--- Start of THE INPUT ---

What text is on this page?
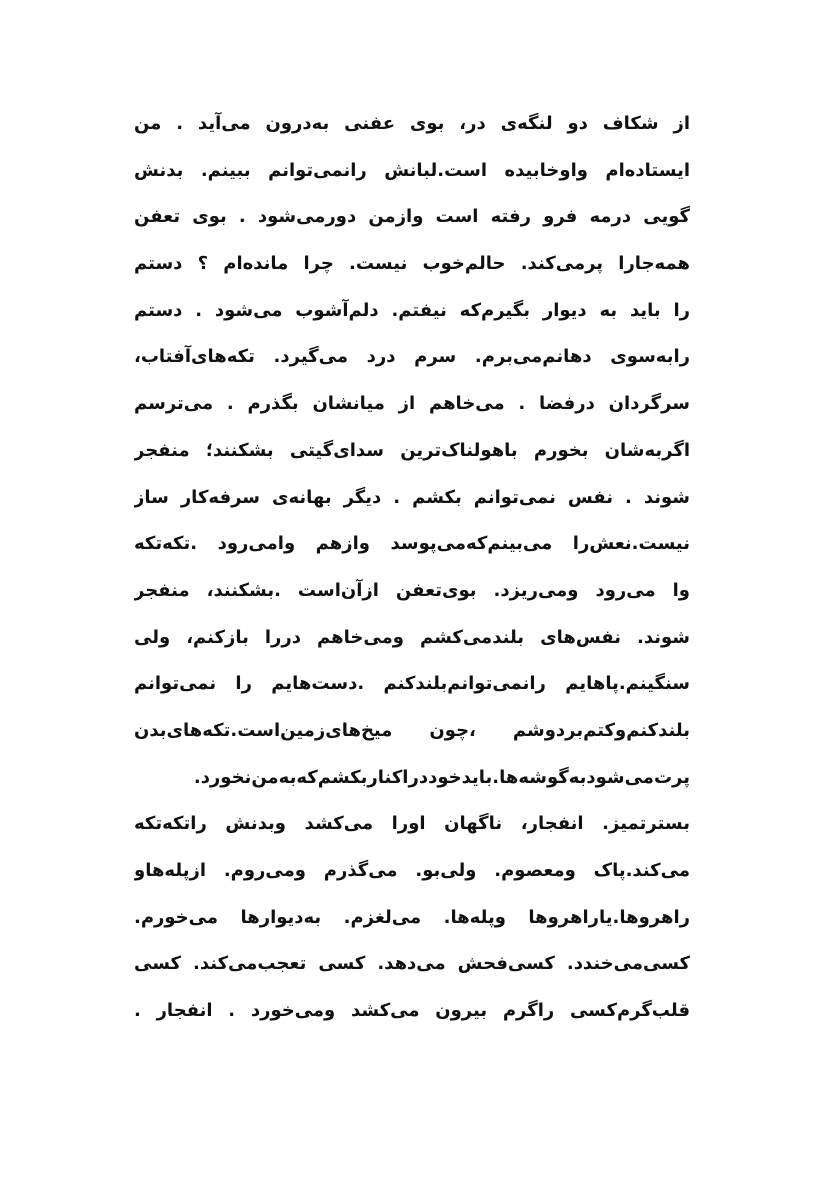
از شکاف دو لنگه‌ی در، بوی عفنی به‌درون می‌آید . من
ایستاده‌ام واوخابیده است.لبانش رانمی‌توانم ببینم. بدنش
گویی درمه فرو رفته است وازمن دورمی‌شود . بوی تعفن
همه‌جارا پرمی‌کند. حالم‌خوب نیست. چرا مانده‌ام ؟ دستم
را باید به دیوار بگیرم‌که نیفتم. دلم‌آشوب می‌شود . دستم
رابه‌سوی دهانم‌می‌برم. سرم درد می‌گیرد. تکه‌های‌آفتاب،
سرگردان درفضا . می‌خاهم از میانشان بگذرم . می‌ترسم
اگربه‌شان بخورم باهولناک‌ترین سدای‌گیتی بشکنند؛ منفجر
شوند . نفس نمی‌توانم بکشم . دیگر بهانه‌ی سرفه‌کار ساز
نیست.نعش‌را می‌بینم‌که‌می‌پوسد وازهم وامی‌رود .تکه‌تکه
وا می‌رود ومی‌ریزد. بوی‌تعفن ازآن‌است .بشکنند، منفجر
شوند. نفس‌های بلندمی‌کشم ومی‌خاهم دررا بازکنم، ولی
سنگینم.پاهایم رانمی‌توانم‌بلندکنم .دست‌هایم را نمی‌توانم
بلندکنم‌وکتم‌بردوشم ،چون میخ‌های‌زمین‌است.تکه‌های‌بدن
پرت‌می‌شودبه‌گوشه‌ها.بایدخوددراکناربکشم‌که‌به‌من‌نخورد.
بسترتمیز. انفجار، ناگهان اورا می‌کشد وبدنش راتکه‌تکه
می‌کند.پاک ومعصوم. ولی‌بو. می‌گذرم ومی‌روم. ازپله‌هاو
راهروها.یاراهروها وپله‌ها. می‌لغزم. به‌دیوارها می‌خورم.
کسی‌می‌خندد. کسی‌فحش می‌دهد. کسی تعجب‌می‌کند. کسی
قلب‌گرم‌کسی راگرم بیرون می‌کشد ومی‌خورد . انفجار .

--- End of THE INPUT ---
--- Start of THE INPUT ---

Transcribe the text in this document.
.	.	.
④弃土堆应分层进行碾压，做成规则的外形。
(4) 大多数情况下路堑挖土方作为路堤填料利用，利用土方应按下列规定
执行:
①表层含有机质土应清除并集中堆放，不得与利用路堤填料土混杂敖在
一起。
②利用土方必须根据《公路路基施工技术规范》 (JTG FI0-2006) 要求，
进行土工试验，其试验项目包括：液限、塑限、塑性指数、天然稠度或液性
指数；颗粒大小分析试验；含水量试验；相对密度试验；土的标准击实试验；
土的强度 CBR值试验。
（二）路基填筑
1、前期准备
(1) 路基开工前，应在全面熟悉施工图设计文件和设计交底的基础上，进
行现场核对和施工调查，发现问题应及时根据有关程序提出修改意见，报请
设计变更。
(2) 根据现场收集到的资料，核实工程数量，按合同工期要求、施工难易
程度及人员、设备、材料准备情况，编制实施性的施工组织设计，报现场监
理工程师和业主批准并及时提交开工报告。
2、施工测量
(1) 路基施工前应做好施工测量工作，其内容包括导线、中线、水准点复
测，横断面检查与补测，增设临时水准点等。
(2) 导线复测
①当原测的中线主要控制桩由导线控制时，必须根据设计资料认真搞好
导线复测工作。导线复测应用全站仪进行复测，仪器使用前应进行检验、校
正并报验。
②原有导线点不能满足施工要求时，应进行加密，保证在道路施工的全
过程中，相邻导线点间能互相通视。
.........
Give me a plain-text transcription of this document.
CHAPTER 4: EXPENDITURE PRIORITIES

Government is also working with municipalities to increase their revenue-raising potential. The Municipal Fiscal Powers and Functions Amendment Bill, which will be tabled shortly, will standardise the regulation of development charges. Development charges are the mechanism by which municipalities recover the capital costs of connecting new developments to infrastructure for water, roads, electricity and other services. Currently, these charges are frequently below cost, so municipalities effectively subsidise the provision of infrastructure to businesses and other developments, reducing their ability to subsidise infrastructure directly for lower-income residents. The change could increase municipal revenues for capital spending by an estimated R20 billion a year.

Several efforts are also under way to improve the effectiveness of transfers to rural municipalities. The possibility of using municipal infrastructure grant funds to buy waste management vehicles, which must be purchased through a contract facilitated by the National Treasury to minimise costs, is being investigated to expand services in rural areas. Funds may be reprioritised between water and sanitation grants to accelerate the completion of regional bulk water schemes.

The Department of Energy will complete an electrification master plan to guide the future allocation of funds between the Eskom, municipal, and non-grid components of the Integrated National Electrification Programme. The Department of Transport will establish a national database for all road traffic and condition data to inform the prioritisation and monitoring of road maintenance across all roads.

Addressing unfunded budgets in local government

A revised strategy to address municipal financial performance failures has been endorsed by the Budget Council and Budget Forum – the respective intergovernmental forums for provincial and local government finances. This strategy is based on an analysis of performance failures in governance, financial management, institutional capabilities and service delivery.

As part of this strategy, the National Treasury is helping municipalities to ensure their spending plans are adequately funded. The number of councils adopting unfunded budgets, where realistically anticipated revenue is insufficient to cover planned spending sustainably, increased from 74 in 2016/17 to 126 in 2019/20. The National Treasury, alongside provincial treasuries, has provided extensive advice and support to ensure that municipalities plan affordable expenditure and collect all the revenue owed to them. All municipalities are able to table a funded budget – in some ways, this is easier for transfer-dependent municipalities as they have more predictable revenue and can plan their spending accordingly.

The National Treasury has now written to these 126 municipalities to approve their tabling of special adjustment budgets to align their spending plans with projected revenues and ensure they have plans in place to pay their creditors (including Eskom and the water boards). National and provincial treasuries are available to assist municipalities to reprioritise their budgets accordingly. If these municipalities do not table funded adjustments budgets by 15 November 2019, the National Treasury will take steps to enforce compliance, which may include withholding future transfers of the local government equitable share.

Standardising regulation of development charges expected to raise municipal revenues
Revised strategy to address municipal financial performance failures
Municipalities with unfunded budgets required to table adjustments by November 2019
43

--- End of THE INPUT ---

STATED PROBLEM.
How many lines in the entries contain the string "document"? Answer with the number only.

THE OUTPUT.
2